▸ Exercise task
Reproduce the entries exactly.

Records from a data source
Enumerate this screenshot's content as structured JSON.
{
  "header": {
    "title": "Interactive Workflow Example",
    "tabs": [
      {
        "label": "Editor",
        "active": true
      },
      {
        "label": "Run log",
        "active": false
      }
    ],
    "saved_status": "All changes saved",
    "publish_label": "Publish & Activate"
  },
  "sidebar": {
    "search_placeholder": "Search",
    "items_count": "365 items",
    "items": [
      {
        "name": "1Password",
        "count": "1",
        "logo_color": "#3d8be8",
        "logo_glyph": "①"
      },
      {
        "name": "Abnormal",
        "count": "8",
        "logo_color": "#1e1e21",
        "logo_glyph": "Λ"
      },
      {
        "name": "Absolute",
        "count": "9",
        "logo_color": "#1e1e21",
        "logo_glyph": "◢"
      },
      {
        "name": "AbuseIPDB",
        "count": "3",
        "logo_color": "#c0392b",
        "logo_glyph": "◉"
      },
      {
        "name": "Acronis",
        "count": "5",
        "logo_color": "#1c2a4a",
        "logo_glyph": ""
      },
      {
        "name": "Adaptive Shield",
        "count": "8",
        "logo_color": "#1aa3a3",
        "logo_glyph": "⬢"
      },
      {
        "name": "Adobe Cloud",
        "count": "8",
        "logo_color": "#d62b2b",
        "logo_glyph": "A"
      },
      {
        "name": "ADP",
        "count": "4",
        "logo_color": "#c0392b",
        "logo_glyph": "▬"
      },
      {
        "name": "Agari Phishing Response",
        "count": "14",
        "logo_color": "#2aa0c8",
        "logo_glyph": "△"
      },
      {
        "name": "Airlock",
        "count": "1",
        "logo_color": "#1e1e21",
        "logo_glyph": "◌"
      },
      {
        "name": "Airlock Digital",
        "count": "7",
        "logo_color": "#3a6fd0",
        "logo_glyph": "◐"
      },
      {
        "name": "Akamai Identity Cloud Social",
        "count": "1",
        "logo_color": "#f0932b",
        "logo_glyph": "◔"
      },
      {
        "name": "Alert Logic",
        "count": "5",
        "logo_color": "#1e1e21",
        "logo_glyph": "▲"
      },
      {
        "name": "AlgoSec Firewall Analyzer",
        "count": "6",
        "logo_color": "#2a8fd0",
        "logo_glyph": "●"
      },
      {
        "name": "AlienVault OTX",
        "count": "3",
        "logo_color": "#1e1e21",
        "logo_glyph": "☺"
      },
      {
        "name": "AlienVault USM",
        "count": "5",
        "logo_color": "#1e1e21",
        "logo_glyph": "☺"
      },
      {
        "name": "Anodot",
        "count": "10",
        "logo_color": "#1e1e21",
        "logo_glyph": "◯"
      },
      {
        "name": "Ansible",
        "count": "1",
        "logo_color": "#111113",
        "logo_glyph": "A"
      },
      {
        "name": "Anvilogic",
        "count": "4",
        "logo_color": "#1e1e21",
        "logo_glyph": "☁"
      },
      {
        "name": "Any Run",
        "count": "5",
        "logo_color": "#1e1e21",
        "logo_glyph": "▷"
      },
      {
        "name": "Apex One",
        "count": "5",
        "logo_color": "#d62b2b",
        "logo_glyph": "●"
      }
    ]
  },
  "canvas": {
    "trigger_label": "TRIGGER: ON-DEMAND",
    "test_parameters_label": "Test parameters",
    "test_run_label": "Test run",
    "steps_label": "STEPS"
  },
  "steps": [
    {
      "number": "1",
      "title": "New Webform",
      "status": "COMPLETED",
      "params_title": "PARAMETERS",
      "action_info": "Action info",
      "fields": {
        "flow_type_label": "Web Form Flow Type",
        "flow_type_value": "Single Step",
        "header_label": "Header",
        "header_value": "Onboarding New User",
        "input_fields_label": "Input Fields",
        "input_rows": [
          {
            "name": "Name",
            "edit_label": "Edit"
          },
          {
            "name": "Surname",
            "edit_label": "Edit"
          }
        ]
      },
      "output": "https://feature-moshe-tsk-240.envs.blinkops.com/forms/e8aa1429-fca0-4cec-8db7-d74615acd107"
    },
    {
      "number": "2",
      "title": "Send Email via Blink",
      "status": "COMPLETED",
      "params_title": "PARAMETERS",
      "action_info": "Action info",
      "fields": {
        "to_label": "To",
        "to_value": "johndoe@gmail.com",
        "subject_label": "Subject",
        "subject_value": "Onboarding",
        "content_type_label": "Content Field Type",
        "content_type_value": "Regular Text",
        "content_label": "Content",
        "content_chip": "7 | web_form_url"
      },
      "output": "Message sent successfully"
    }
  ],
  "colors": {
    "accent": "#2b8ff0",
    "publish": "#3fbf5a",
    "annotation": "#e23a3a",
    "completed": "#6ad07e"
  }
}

▸ Solution to this exercise
Enumerate this screenshot's content as structured JSON.
{
  "header": {
    "title": "Interactive Workflow Example",
    "tabs": [
      {
        "label": "Editor",
        "active": true
      },
      {
        "label": "Run log",
        "active": false
      }
    ],
    "saved_status": "All changes saved",
    "publish_label": "Publish & Activate"
  },
  "sidebar": {
    "search_placeholder": "Search",
    "items_count": "365 items",
    "items": [
      {
        "name": "1Password",
        "count": "1",
        "logo_color": "#3d8be8",
        "logo_glyph": "①"
      },
      {
        "name": "Abnormal",
        "count": "8",
        "logo_color": "#1e1e21",
        "logo_glyph": "Λ"
      },
      {
        "name": "Absolute",
        "count": "9",
        "logo_color": "#1e1e21",
        "logo_glyph": "◢"
      },
      {
        "name": "AbuseIPDB",
        "count": "3",
        "logo_color": "#c0392b",
        "logo_glyph": "◉"
      },
      {
        "name": "Acronis",
        "count": "5",
        "logo_color": "#1c2a4a",
        "logo_glyph": ""
      },
      {
        "name": "Adaptive Shield",
        "count": "8",
        "logo_color": "#1aa3a3",
        "logo_glyph": "⬢"
      },
      {
        "name": "Adobe Cloud",
        "count": "8",
        "logo_color": "#d62b2b",
        "logo_glyph": "A"
      },
      {
        "name": "ADP",
        "count": "4",
        "logo_color": "#c0392b",
        "logo_glyph": "▬"
      },
      {
        "name": "Agari Phishing Response",
        "count": "14",
        "logo_color": "#2aa0c8",
        "logo_glyph": "△"
      },
      {
        "name": "Airlock",
        "count": "1",
        "logo_color": "#1e1e21",
        "logo_glyph": "◌"
      },
      {
        "name": "Airlock Digital",
        "count": "7",
        "logo_color": "#3a6fd0",
        "logo_glyph": "◐"
      },
      {
        "name": "Akamai Identity Cloud Social",
        "count": "1",
        "logo_color": "#f0932b",
        "logo_glyph": "◔"
      },
      {
        "name": "Alert Logic",
        "count": "5",
        "logo_color": "#1e1e21",
        "logo_glyph": "▲"
      },
      {
        "name": "AlgoSec Firewall Analyzer",
        "count": "6",
        "logo_color": "#2a8fd0",
        "logo_glyph": "●"
      },
      {
        "name": "AlienVault OTX",
        "count": "3",
        "logo_color": "#1e1e21",
        "logo_glyph": "☺"
      },
      {
        "name": "AlienVault USM",
        "count": "5",
        "logo_color": "#1e1e21",
        "logo_glyph": "☺"
      },
      {
        "name": "Anodot",
        "count": "10",
        "logo_color": "#1e1e21",
        "logo_glyph": "◯"
      },
      {
        "name": "Ansible",
        "count": "1",
        "logo_color": "#111113",
        "logo_glyph": "A"
      },
      {
        "name": "Anvilogic",
        "count": "4",
        "logo_color": "#1e1e21",
        "logo_glyph": "☁"
      },
      {
        "name": "Any Run",
        "count": "5",
        "logo_color": "#1e1e21",
        "logo_glyph": "▷"
      },
      {
        "name": "Apex One",
        "count": "5",
        "logo_color": "#d62b2b",
        "logo_glyph": "●"
      }
    ]
  },
  "canvas": {
    "trigger_label": "TRIGGER: ON-DEMAND",
    "test_parameters_label": "Test parameters",
    "test_run_label": "Test run",
    "steps_label": "STEPS"
  },
  "steps": [
    {
      "number": "1",
      "title": "New Webform",
      "status": "COMPLETED",
      "params_title": "PARAMETERS",
      "action_info": "Action info",
      "fields": {
        "flow_type_label": "Web Form Flow Type",
        "flow_type_value": "Single Step",
        "header_label": "Header",
        "header_value": "Onboarding New User",
        "input_fields_label": "Input Fields",
        "input_rows": [
          {
            "name": "Name",
            "edit_label": "Edit"
          },
          {
            "name": "Surname",
            "edit_label": "Edit"
          }
        ]
      },
      "output": "https://feature-moshe-tsk-240.envs.blinkops.com/forms/e8aa1429-fca0-4cec-8db7-d74615acd107"
    },
    {
      "number": "2",
      "title": "Send Email via Blink",
      "status": "COMPLETED",
      "params_title": "PARAMETERS",
      "action_info": "Action info",
      "fields": {
        "to_label": "To",
        "to_value": "johndoe@gmail.com",
        "subject_label": "Subject",
        "subject_value": "Onboarding",
        "content_type_label": "Content Field Type",
        "content_type_value": "Regular Text",
        "content_label": "Content",
        "content_chip": "7 | web_form_url"
      },
      "output": "Message sent successfully"
    }
  ],
  "colors": {
    "accent": "#2b8ff0",
    "publish": "#3fbf5a",
    "annotation": "#e23a3a",
    "completed": "#6ad07e"
  }
}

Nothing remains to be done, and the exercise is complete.